● **TASK**:
Look through the data below. Pick out the lines holding the string "NTFS".

● **MATERIAL SUPPLIED**:
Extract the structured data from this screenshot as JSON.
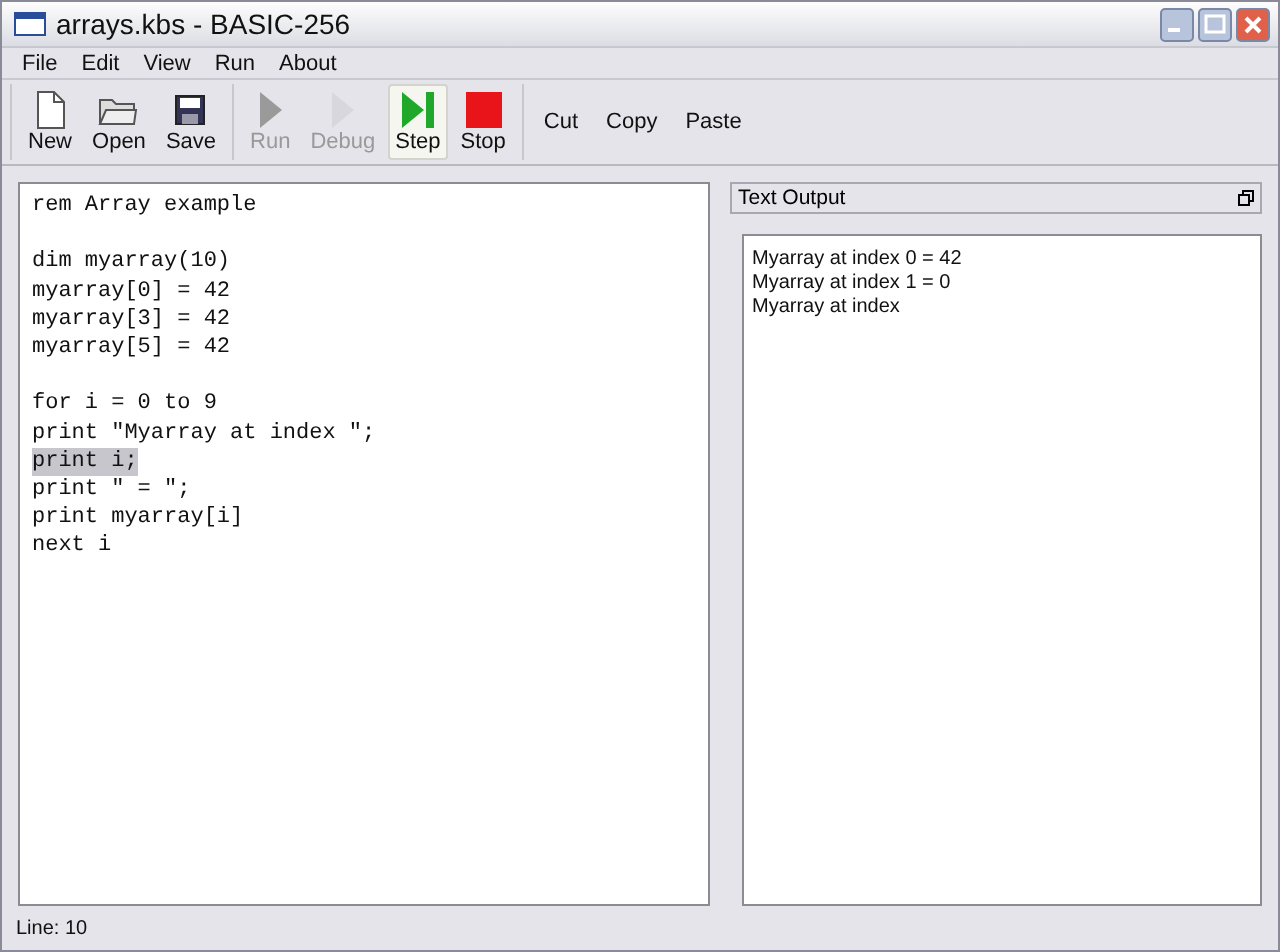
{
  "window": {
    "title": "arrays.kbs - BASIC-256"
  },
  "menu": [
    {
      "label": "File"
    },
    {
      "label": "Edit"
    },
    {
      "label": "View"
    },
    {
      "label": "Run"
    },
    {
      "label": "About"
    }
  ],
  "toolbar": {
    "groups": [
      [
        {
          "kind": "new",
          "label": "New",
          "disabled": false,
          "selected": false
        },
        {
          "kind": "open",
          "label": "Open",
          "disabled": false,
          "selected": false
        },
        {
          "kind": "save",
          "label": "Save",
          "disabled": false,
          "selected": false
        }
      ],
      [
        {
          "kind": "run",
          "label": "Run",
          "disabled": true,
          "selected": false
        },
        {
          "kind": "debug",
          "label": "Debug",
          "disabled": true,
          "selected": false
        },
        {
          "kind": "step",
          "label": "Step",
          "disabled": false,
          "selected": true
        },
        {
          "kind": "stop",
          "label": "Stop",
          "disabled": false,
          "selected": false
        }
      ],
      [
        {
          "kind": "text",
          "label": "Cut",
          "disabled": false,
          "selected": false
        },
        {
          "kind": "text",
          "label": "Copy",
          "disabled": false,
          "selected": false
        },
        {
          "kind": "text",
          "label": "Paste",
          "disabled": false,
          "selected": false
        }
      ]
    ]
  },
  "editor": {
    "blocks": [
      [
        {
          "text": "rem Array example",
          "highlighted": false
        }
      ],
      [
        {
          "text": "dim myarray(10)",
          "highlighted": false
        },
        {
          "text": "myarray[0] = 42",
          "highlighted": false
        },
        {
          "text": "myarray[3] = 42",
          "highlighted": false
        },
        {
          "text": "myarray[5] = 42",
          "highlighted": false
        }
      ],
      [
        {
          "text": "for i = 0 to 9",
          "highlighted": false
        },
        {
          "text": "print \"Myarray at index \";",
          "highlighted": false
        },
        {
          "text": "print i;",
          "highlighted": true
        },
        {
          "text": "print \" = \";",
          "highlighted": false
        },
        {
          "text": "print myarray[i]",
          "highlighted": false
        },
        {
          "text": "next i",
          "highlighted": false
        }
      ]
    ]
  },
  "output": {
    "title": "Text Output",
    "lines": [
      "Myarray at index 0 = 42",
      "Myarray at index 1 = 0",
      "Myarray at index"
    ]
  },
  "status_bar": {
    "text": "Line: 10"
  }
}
==
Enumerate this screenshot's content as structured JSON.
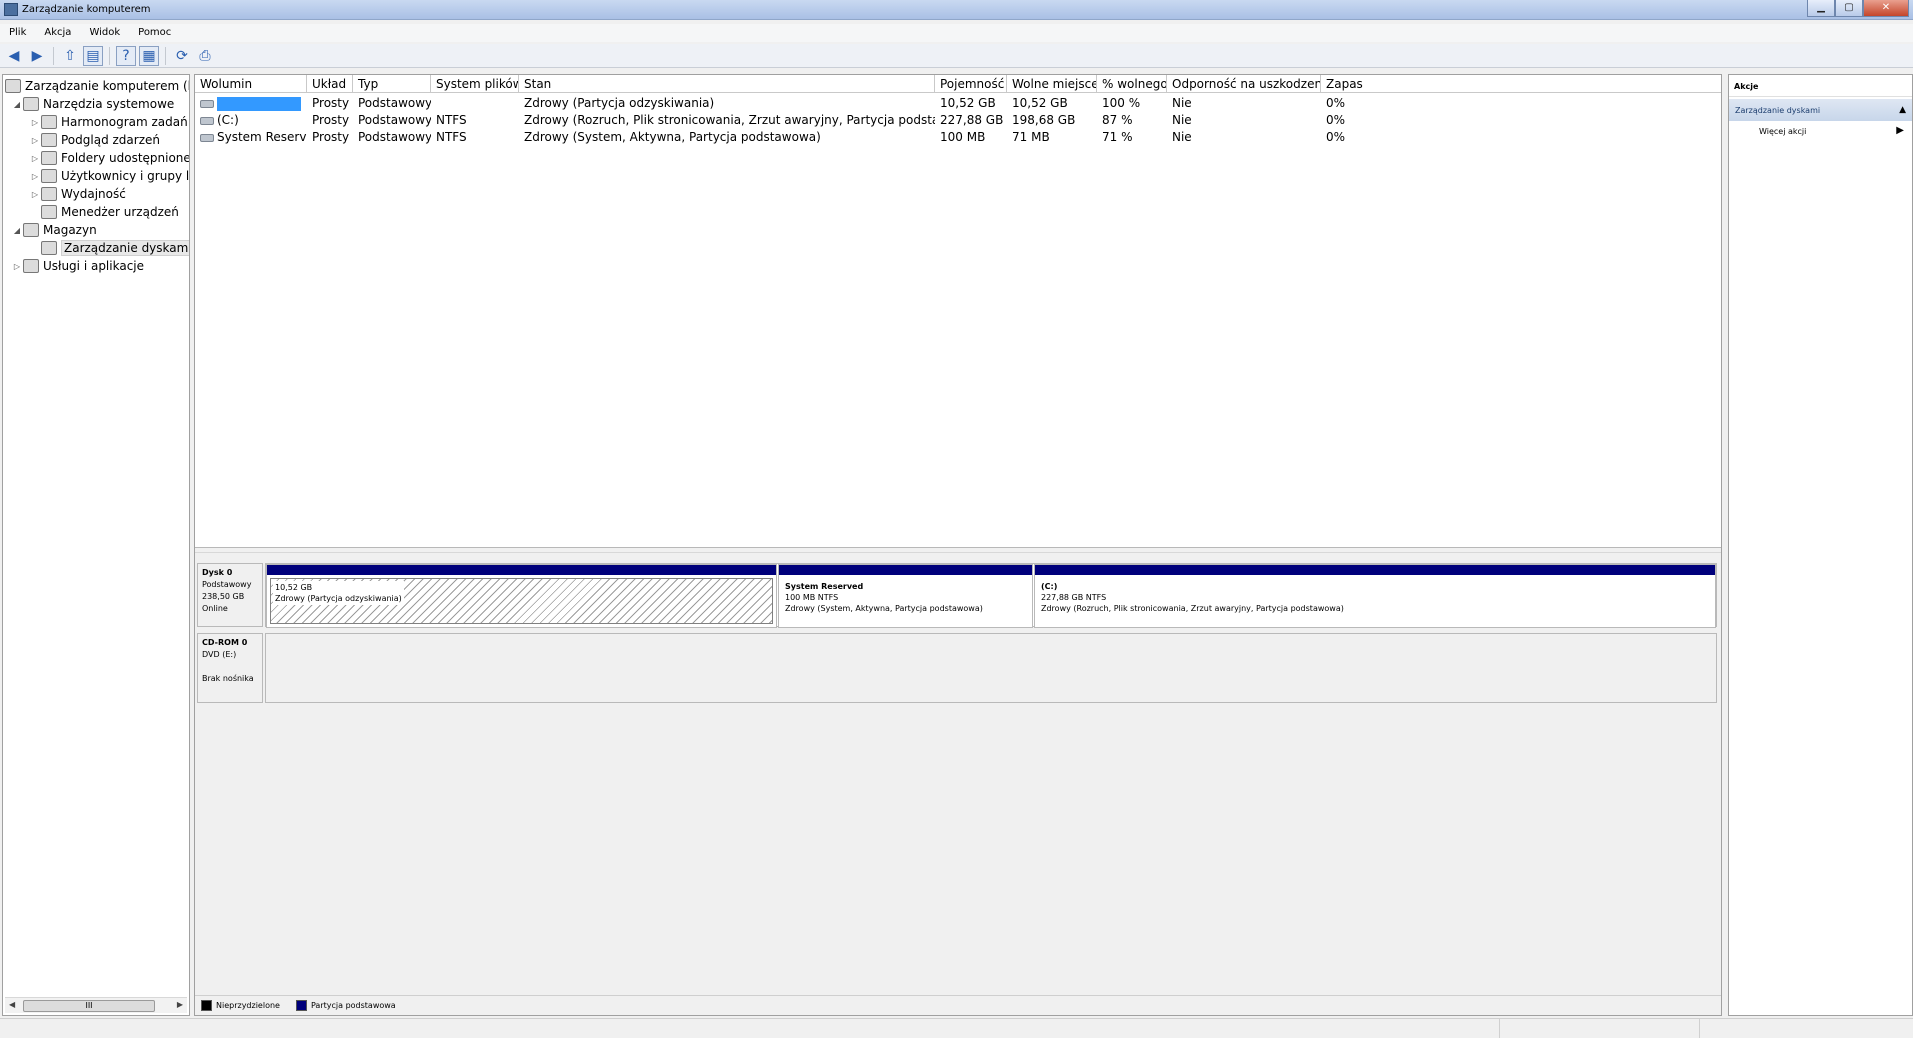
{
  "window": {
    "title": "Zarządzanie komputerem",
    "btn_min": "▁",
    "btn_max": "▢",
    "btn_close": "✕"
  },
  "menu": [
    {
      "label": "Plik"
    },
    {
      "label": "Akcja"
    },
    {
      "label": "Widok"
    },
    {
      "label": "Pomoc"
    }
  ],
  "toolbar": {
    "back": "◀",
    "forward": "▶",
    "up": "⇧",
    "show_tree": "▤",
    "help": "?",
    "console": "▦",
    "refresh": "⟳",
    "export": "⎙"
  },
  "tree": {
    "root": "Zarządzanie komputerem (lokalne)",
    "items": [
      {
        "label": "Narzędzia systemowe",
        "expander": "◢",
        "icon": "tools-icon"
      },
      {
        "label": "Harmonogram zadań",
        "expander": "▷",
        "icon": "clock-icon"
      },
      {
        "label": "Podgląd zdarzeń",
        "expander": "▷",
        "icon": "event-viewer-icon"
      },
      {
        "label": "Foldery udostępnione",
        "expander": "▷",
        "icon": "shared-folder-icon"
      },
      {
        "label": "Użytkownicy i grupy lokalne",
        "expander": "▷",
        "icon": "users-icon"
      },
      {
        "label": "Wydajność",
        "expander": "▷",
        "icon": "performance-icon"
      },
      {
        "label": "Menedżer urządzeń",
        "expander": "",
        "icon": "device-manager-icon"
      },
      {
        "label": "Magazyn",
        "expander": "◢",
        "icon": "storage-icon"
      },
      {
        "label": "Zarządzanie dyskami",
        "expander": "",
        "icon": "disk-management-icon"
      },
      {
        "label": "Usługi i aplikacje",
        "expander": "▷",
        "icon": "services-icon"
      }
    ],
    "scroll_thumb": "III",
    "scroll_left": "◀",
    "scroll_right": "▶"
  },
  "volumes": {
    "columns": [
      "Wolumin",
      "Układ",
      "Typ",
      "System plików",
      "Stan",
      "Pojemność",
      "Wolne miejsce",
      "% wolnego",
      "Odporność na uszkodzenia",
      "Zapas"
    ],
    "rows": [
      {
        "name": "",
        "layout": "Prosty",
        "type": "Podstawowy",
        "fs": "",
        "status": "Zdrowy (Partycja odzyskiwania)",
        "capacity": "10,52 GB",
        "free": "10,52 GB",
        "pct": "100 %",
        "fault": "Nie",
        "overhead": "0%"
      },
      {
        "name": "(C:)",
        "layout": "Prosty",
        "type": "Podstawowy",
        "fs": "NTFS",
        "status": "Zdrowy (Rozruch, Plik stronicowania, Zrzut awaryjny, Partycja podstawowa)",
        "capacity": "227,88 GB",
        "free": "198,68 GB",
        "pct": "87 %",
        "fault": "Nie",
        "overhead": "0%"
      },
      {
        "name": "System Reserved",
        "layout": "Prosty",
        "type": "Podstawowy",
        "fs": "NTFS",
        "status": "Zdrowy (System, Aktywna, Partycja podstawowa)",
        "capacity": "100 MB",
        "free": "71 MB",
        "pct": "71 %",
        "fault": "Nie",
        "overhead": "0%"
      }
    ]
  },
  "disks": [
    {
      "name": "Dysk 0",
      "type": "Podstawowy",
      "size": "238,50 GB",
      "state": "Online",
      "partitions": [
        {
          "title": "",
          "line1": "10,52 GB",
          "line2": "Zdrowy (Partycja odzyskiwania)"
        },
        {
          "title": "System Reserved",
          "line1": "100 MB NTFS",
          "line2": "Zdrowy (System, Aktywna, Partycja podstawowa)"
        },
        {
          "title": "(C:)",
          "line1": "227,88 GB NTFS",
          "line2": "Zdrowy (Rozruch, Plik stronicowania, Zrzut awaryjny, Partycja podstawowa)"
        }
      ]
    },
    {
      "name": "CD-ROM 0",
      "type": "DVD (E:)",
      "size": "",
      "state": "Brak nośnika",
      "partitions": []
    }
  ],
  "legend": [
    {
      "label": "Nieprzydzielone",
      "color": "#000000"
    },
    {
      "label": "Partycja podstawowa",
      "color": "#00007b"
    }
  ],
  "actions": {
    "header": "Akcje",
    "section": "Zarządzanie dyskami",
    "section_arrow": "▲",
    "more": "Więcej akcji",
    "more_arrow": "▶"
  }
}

● **TASK RESULT**:
        "fs": "NTFS",
        "fs": "NTFS",
          "line1": "100 MB NTFS",
          "line1": "227,88 GB NTFS",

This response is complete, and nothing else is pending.